- [What you will do]:
Below are the records; copy each line in them that holds the word "nEquity".
# START OF Dataset records
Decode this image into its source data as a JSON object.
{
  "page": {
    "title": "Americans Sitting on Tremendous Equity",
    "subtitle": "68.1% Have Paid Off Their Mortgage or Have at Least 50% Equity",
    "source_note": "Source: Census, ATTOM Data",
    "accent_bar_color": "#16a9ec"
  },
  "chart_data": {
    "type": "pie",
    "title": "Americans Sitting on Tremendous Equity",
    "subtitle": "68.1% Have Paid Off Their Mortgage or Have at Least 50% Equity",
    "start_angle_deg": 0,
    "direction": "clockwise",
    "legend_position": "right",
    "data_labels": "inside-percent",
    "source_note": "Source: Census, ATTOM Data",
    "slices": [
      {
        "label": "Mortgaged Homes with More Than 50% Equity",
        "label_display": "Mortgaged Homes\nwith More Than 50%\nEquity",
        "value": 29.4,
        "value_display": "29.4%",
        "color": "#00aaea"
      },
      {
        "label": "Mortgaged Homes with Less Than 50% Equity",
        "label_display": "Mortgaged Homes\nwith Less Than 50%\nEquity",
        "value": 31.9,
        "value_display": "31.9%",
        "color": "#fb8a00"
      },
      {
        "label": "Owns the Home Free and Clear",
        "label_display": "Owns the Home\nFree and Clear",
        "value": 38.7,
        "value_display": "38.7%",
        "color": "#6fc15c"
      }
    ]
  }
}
# END OF Dataset records
- [Exercise solution]:
        "label_display": "Mortgaged Homes\nwith More Than 50%\nEquity",
        "label_display": "Mortgaged Homes\nwith Less Than 50%\nEquity",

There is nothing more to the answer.